#### [Directions for this task]
Beginning at the line that contains "Give me a plain-text", reproduce every line to the end of the material without changing any of them.

## begin

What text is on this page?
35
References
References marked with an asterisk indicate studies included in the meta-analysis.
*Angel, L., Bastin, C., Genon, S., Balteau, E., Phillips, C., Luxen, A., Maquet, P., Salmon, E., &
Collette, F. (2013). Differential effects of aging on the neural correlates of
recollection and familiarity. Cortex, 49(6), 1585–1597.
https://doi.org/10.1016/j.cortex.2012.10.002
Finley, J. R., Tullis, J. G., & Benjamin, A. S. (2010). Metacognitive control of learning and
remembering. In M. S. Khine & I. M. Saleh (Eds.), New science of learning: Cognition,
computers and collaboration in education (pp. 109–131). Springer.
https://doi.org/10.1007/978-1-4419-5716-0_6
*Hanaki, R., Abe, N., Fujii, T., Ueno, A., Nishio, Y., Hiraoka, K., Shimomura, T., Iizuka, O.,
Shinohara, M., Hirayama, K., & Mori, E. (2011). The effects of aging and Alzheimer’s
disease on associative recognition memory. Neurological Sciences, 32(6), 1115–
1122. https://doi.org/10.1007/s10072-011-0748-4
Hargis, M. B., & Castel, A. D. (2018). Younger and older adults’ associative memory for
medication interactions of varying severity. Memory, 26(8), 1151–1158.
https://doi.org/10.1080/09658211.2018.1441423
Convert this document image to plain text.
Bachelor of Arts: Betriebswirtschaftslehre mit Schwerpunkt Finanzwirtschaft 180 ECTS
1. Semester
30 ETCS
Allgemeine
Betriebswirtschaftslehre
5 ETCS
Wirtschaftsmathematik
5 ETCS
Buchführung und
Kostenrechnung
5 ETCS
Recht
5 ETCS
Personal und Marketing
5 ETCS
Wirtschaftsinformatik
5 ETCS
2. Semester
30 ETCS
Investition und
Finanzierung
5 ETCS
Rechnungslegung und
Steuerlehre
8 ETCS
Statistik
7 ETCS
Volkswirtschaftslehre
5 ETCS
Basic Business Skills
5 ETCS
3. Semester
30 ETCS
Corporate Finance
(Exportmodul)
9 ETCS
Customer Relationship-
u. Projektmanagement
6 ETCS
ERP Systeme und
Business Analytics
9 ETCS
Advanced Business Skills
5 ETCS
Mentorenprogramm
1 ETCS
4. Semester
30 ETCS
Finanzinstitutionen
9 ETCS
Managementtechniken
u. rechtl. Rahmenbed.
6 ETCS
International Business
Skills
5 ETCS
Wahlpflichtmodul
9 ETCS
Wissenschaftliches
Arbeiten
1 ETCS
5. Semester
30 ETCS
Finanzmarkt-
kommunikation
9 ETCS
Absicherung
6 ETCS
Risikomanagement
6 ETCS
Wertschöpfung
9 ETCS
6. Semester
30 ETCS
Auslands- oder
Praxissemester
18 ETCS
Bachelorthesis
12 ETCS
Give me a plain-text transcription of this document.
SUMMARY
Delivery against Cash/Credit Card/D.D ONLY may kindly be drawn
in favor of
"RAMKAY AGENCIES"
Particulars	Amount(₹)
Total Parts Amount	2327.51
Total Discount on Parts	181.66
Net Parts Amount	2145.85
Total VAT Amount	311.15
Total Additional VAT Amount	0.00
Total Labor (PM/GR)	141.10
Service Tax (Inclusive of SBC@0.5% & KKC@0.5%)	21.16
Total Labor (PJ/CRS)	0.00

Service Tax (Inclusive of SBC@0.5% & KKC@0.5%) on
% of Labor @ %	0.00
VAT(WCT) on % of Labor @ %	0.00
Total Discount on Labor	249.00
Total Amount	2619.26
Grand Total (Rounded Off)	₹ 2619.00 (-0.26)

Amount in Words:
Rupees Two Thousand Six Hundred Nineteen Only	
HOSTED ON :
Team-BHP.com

## end

#### [Solved exercise]
Give me a plain-text transcription of this document.
SUMMARY
Delivery against Cash/Credit Card/D.D ONLY may kindly be drawn
in favor of
"RAMKAY AGENCIES"
Particulars	Amount(₹)
Total Parts Amount	2327.51
Total Discount on Parts	181.66
Net Parts Amount	2145.85
Total VAT Amount	311.15
Total Additional VAT Amount	0.00
Total Labor (PM/GR)	141.10
Service Tax (Inclusive of SBC@0.5% & KKC@0.5%)	21.16
Total Labor (PJ/CRS)	0.00

Service Tax (Inclusive of SBC@0.5% & KKC@0.5%) on
% of Labor @ %	0.00
VAT(WCT) on % of Labor @ %	0.00
Total Discount on Labor	249.00
Total Amount	2619.26
Grand Total (Rounded Off)	₹ 2619.00 (-0.26)

Amount in Words:
Rupees Two Thousand Six Hundred Nineteen Only	
HOSTED ON :
Team-BHP.com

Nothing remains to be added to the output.